■ **Exercise directions**
Will you give the material below again, every line exactly as it is?

■ **Supplied records**
....
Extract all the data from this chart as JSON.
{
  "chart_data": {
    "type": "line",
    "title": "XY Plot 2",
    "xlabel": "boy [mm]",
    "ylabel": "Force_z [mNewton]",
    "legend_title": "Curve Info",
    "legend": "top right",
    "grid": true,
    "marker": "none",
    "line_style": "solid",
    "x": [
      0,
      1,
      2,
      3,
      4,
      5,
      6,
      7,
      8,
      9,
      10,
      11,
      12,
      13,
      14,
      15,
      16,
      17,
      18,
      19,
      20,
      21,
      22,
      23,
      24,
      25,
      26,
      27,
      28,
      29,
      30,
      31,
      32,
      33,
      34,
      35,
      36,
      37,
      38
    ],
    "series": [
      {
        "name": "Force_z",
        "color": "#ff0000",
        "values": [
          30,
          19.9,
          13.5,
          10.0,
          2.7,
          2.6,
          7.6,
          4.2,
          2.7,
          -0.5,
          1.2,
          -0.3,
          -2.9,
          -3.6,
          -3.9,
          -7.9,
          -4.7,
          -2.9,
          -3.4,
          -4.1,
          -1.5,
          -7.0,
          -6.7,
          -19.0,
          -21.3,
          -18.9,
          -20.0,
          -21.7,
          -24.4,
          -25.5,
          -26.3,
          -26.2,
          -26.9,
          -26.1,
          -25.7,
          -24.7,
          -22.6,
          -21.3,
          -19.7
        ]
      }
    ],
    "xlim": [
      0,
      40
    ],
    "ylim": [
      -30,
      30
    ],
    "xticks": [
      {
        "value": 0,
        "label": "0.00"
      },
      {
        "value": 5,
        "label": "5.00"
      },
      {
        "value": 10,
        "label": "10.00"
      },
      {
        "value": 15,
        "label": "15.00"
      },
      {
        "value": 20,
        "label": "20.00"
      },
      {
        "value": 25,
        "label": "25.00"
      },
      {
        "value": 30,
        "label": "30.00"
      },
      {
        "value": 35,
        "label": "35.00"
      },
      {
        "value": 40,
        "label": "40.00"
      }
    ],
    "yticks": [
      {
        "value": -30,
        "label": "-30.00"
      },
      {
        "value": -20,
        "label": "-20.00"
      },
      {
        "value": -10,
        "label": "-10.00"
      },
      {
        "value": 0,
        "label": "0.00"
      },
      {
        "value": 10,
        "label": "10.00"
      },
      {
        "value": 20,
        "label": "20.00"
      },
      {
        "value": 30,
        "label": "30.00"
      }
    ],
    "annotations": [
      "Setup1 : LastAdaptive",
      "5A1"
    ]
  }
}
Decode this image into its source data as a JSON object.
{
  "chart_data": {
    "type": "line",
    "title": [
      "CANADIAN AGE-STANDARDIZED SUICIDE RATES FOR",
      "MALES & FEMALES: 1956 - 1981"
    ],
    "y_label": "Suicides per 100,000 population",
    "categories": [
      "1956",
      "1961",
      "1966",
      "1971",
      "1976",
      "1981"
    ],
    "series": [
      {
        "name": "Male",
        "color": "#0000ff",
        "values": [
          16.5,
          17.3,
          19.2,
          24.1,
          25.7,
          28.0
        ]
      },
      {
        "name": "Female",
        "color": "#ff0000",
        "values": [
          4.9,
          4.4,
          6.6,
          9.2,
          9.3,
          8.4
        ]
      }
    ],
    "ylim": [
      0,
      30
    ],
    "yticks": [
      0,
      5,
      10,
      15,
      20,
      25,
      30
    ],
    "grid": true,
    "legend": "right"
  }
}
....
■ **Complete output**
Extract all the data from this chart as JSON.
{
  "chart_data": {
    "type": "line",
    "title": "XY Plot 2",
    "xlabel": "boy [mm]",
    "ylabel": "Force_z [mNewton]",
    "legend_title": "Curve Info",
    "legend": "top right",
    "grid": true,
    "marker": "none",
    "line_style": "solid",
    "x": [
      0,
      1,
      2,
      3,
      4,
      5,
      6,
      7,
      8,
      9,
      10,
      11,
      12,
      13,
      14,
      15,
      16,
      17,
      18,
      19,
      20,
      21,
      22,
      23,
      24,
      25,
      26,
      27,
      28,
      29,
      30,
      31,
      32,
      33,
      34,
      35,
      36,
      37,
      38
    ],
    "series": [
      {
        "name": "Force_z",
        "color": "#ff0000",
        "values": [
          30,
          19.9,
          13.5,
          10.0,
          2.7,
          2.6,
          7.6,
          4.2,
          2.7,
          -0.5,
          1.2,
          -0.3,
          -2.9,
          -3.6,
          -3.9,
          -7.9,
          -4.7,
          -2.9,
          -3.4,
          -4.1,
          -1.5,
          -7.0,
          -6.7,
          -19.0,
          -21.3,
          -18.9,
          -20.0,
          -21.7,
          -24.4,
          -25.5,
          -26.3,
          -26.2,
          -26.9,
          -26.1,
          -25.7,
          -24.7,
          -22.6,
          -21.3,
          -19.7
        ]
      }
    ],
    "xlim": [
      0,
      40
    ],
    "ylim": [
      -30,
      30
    ],
    "xticks": [
      {
        "value": 0,
        "label": "0.00"
      },
      {
        "value": 5,
        "label": "5.00"
      },
      {
        "value": 10,
        "label": "10.00"
      },
      {
        "value": 15,
        "label": "15.00"
      },
      {
        "value": 20,
        "label": "20.00"
      },
      {
        "value": 25,
        "label": "25.00"
      },
      {
        "value": 30,
        "label": "30.00"
      },
      {
        "value": 35,
        "label": "35.00"
      },
      {
        "value": 40,
        "label": "40.00"
      }
    ],
    "yticks": [
      {
        "value": -30,
        "label": "-30.00"
      },
      {
        "value": -20,
        "label": "-20.00"
      },
      {
        "value": -10,
        "label": "-10.00"
      },
      {
        "value": 0,
        "label": "0.00"
      },
      {
        "value": 10,
        "label": "10.00"
      },
      {
        "value": 20,
        "label": "20.00"
      },
      {
        "value": 30,
        "label": "30.00"
      }
    ],
    "annotations": [
      "Setup1 : LastAdaptive",
      "5A1"
    ]
  }
}
Decode this image into its source data as a JSON object.
{
  "chart_data": {
    "type": "line",
    "title": [
      "CANADIAN AGE-STANDARDIZED SUICIDE RATES FOR",
      "MALES & FEMALES: 1956 - 1981"
    ],
    "y_label": "Suicides per 100,000 population",
    "categories": [
      "1956",
      "1961",
      "1966",
      "1971",
      "1976",
      "1981"
    ],
    "series": [
      {
        "name": "Male",
        "color": "#0000ff",
        "values": [
          16.5,
          17.3,
          19.2,
          24.1,
          25.7,
          28.0
        ]
      },
      {
        "name": "Female",
        "color": "#ff0000",
        "values": [
          4.9,
          4.4,
          6.6,
          9.2,
          9.3,
          8.4
        ]
      }
    ],
    "ylim": [
      0,
      30
    ],
    "yticks": [
      0,
      5,
      10,
      15,
      20,
      25,
      30
    ],
    "grid": true,
    "legend": "right"
  }
}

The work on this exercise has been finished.